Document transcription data
□ □ □ □
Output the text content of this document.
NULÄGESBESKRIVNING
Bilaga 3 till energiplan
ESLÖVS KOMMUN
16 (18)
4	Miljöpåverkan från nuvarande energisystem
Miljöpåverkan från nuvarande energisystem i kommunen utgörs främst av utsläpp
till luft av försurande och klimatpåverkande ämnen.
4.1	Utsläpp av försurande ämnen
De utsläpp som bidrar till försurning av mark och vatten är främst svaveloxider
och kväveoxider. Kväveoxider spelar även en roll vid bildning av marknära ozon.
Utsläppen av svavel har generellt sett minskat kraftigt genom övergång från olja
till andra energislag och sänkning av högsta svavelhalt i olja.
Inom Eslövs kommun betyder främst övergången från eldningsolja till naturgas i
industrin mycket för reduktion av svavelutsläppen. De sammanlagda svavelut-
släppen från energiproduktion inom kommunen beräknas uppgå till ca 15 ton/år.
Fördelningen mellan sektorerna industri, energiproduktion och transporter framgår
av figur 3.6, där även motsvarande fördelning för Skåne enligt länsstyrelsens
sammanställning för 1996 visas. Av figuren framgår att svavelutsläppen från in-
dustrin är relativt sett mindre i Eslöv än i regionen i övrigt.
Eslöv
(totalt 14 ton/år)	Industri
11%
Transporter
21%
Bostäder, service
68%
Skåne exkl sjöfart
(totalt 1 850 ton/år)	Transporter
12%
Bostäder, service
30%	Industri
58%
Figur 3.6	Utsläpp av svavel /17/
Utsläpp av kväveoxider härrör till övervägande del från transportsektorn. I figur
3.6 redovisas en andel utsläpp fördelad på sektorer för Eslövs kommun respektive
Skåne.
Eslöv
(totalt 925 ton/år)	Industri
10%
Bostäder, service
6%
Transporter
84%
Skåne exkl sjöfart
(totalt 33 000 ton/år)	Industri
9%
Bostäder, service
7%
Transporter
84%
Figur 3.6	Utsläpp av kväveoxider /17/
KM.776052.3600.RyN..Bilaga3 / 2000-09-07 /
□ □ □ □
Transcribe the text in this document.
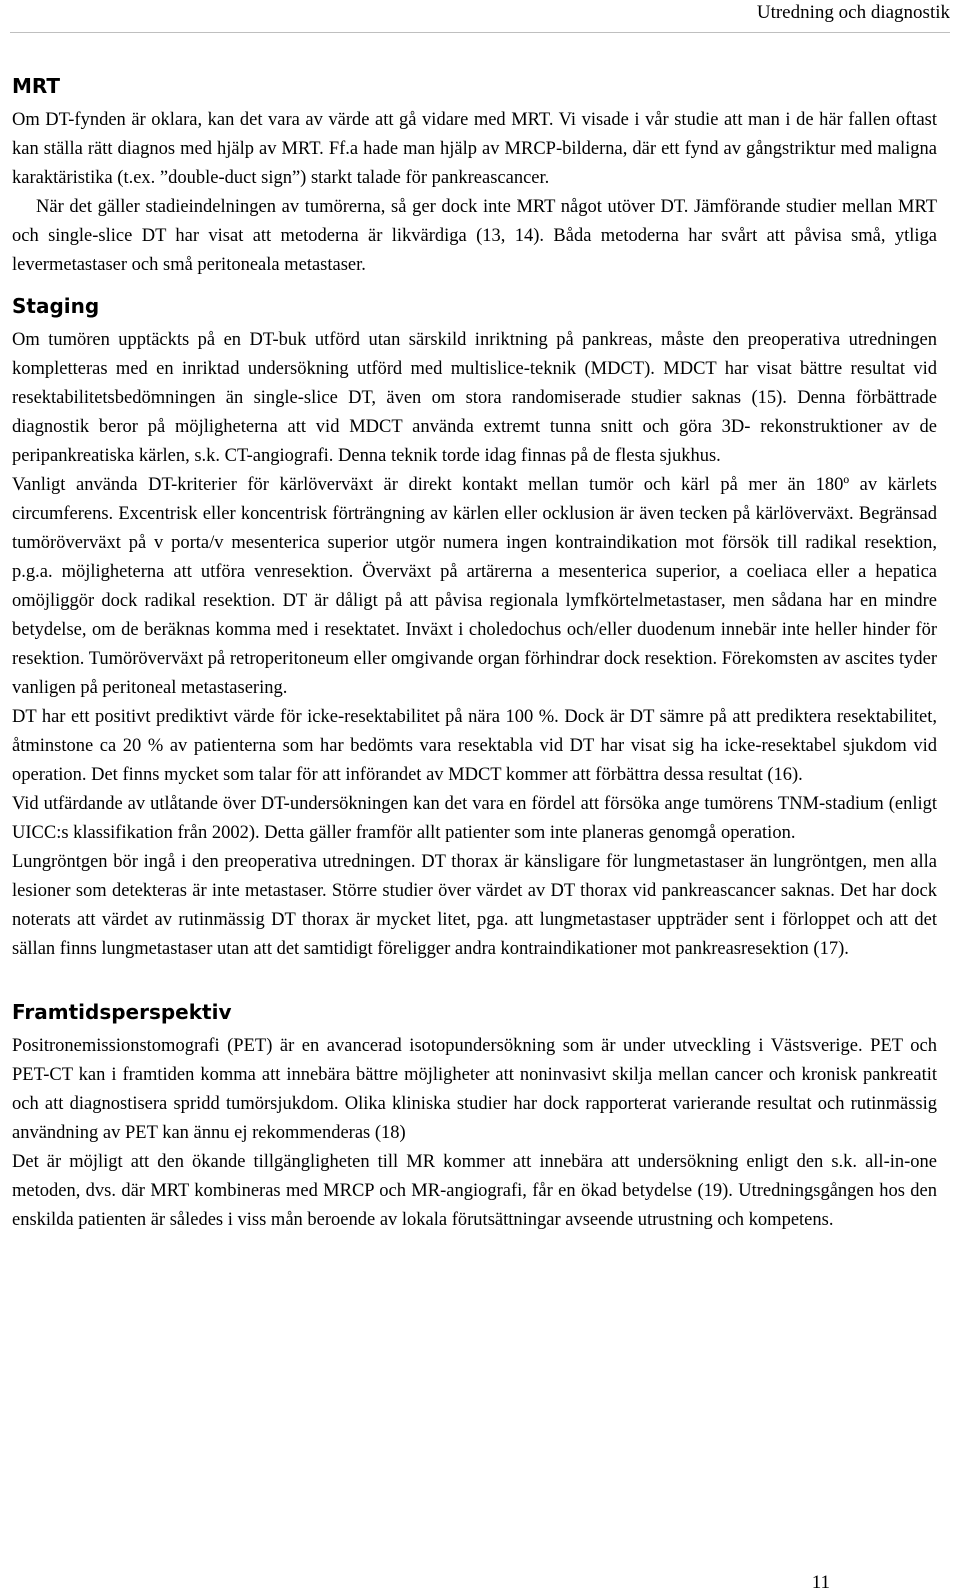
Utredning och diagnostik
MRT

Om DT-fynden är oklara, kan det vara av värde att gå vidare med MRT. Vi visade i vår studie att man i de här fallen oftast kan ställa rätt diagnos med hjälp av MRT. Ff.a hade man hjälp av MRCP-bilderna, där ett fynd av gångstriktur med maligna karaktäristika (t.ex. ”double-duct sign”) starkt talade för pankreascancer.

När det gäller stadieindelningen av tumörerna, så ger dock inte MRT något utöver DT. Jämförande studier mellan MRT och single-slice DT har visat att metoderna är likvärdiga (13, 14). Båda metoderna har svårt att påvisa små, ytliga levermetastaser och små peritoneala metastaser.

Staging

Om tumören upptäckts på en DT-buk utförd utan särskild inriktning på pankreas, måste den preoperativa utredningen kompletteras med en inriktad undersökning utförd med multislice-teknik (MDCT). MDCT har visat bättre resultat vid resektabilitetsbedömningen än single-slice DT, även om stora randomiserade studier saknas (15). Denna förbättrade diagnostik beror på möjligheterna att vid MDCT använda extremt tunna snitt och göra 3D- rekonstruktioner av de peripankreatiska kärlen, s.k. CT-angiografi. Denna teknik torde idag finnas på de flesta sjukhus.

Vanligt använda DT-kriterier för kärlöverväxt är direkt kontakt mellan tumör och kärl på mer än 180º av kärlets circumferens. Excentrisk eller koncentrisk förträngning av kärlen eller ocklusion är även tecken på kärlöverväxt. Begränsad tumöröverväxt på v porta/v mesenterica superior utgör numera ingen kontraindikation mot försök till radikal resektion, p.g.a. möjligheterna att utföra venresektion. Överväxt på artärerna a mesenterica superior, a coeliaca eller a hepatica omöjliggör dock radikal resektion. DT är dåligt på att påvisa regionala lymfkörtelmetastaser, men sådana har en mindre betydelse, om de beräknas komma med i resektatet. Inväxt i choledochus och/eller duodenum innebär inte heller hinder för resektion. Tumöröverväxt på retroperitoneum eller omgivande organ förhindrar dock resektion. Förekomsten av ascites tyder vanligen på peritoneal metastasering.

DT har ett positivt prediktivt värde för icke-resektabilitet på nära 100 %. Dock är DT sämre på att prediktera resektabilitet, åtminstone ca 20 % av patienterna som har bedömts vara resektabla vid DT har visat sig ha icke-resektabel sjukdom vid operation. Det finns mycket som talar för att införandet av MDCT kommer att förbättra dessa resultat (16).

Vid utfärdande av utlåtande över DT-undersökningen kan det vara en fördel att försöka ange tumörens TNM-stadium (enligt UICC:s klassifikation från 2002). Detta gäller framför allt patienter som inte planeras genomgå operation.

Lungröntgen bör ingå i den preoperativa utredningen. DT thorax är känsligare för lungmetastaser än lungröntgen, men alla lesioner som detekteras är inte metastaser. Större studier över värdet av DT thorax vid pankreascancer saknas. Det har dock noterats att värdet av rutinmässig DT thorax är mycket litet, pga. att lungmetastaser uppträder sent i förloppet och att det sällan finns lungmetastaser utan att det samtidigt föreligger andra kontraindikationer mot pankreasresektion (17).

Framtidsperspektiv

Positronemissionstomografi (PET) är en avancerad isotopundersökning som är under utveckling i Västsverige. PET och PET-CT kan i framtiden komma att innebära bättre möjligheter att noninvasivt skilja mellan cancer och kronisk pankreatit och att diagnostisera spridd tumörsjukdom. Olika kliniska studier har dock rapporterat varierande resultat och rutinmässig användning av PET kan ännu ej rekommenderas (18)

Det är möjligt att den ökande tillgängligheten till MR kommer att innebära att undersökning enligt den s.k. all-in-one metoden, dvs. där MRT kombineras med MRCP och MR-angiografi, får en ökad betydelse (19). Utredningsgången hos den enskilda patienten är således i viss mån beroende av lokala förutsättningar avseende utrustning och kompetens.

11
□ □ □ □
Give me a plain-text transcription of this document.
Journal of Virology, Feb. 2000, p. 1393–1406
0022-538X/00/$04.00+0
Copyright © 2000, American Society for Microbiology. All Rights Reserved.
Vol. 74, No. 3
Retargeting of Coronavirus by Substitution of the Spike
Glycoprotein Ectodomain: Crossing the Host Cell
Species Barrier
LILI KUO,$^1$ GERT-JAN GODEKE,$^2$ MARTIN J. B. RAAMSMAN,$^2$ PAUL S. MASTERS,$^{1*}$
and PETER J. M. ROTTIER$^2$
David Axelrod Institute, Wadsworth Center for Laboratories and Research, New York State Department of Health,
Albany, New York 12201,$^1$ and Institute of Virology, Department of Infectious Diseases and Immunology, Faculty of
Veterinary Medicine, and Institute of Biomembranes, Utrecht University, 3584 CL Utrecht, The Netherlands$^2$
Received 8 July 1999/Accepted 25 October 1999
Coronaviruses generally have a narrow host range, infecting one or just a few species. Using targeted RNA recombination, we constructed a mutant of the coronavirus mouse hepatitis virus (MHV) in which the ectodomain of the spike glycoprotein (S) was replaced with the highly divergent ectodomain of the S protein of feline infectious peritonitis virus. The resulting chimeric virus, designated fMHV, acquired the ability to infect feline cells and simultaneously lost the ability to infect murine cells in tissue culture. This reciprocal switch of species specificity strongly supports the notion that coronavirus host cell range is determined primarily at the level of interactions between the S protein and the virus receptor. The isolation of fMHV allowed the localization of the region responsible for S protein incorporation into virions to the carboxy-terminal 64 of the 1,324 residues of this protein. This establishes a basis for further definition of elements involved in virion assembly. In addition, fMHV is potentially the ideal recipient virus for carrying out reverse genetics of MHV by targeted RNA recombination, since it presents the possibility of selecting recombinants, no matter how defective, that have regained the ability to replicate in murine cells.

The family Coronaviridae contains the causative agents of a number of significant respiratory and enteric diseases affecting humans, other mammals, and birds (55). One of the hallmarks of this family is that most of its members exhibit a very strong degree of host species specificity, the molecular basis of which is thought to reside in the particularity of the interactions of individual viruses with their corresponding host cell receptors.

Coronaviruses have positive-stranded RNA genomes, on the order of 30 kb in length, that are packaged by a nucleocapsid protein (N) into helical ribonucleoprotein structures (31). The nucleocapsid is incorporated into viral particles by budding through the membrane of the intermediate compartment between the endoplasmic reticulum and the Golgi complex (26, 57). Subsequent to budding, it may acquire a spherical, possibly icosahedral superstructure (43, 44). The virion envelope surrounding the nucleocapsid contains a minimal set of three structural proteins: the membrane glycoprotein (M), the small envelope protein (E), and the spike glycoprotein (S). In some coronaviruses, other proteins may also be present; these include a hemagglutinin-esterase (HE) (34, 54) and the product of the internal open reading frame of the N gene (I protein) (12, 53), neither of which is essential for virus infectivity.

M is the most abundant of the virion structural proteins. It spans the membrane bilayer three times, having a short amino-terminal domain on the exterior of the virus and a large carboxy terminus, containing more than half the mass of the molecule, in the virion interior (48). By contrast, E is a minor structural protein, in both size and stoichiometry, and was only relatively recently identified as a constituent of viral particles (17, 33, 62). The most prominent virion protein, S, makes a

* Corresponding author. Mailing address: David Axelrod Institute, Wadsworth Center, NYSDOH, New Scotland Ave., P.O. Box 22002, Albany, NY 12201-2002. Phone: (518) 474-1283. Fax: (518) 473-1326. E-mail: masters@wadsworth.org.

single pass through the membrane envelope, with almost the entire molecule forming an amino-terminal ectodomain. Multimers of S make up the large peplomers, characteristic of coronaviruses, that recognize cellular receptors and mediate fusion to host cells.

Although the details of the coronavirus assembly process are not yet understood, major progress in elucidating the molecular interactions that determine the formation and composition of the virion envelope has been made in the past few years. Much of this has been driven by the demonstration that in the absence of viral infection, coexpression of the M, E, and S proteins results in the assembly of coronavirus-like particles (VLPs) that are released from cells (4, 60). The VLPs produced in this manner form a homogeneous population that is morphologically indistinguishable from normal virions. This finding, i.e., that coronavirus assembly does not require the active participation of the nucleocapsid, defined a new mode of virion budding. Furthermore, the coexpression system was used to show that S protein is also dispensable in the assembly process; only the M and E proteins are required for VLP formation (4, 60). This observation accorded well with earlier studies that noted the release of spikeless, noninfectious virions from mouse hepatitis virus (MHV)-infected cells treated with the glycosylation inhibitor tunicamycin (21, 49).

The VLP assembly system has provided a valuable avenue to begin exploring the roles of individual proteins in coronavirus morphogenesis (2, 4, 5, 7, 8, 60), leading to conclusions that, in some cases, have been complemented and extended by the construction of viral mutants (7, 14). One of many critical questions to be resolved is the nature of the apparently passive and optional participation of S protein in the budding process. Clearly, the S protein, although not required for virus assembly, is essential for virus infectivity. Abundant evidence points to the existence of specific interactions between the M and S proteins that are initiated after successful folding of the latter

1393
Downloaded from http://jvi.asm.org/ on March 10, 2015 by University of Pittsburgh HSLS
□ □ □ □
TASK BRIEF:
Using the data above, return every line that contains the string "svavelutsläppen".

YOUR RESPONSE:
industrin mycket för reduktion av svavelutsläppen. De sammanlagda svavelut-
sammanställning för 1996 visas. Av figuren framgår att svavelutsläppen från in-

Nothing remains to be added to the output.